+++ GIVEN RECORDS +++

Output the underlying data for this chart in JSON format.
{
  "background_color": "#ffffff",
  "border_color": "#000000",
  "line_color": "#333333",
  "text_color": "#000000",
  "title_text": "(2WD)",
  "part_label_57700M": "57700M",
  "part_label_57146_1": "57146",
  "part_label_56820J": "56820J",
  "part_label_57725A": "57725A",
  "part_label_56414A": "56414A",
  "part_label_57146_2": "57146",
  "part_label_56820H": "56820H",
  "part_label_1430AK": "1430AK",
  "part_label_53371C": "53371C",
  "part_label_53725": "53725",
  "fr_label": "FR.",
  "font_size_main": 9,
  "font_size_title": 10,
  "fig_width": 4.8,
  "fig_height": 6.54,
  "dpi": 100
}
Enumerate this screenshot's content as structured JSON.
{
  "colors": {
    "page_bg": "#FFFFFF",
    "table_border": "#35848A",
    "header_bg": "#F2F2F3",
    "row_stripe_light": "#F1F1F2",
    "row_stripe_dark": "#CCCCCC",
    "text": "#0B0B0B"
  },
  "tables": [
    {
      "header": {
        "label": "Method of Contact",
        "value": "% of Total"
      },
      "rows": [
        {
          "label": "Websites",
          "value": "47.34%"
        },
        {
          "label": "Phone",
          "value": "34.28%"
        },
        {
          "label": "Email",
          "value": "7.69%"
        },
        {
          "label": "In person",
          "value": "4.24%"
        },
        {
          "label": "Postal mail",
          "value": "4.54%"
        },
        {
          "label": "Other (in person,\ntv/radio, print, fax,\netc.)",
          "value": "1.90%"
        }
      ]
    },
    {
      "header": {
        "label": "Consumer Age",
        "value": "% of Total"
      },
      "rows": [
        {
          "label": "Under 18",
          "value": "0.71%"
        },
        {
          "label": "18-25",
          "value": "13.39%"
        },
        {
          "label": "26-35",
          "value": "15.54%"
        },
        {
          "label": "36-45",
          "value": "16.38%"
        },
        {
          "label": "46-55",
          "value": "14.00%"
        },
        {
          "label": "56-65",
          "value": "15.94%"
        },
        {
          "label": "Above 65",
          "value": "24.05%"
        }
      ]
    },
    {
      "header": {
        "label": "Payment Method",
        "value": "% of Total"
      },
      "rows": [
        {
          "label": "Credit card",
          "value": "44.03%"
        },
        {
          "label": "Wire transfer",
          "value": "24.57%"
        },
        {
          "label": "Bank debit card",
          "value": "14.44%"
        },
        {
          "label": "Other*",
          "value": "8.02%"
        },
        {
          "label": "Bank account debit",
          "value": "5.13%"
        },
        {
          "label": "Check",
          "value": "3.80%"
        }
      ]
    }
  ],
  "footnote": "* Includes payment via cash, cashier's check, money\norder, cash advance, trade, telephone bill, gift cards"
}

+++

**WORK TO BE COMPLETED**. Retype all the material above precisely, with no line left out.

**PROBLEM SOLUTION**.
Output the underlying data for this chart in JSON format.
{
  "background_color": "#ffffff",
  "border_color": "#000000",
  "line_color": "#333333",
  "text_color": "#000000",
  "title_text": "(2WD)",
  "part_label_57700M": "57700M",
  "part_label_57146_1": "57146",
  "part_label_56820J": "56820J",
  "part_label_57725A": "57725A",
  "part_label_56414A": "56414A",
  "part_label_57146_2": "57146",
  "part_label_56820H": "56820H",
  "part_label_1430AK": "1430AK",
  "part_label_53371C": "53371C",
  "part_label_53725": "53725",
  "fr_label": "FR.",
  "font_size_main": 9,
  "font_size_title": 10,
  "fig_width": 4.8,
  "fig_height": 6.54,
  "dpi": 100
}
Enumerate this screenshot's content as structured JSON.
{
  "colors": {
    "page_bg": "#FFFFFF",
    "table_border": "#35848A",
    "header_bg": "#F2F2F3",
    "row_stripe_light": "#F1F1F2",
    "row_stripe_dark": "#CCCCCC",
    "text": "#0B0B0B"
  },
  "tables": [
    {
      "header": {
        "label": "Method of Contact",
        "value": "% of Total"
      },
      "rows": [
        {
          "label": "Websites",
          "value": "47.34%"
        },
        {
          "label": "Phone",
          "value": "34.28%"
        },
        {
          "label": "Email",
          "value": "7.69%"
        },
        {
          "label": "In person",
          "value": "4.24%"
        },
        {
          "label": "Postal mail",
          "value": "4.54%"
        },
        {
          "label": "Other (in person,\ntv/radio, print, fax,\netc.)",
          "value": "1.90%"
        }
      ]
    },
    {
      "header": {
        "label": "Consumer Age",
        "value": "% of Total"
      },
      "rows": [
        {
          "label": "Under 18",
          "value": "0.71%"
        },
        {
          "label": "18-25",
          "value": "13.39%"
        },
        {
          "label": "26-35",
          "value": "15.54%"
        },
        {
          "label": "36-45",
          "value": "16.38%"
        },
        {
          "label": "46-55",
          "value": "14.00%"
        },
        {
          "label": "56-65",
          "value": "15.94%"
        },
        {
          "label": "Above 65",
          "value": "24.05%"
        }
      ]
    },
    {
      "header": {
        "label": "Payment Method",
        "value": "% of Total"
      },
      "rows": [
        {
          "label": "Credit card",
          "value": "44.03%"
        },
        {
          "label": "Wire transfer",
          "value": "24.57%"
        },
        {
          "label": "Bank debit card",
          "value": "14.44%"
        },
        {
          "label": "Other*",
          "value": "8.02%"
        },
        {
          "label": "Bank account debit",
          "value": "5.13%"
        },
        {
          "label": "Check",
          "value": "3.80%"
        }
      ]
    }
  ],
  "footnote": "* Includes payment via cash, cashier's check, money\norder, cash advance, trade, telephone bill, gift cards"
}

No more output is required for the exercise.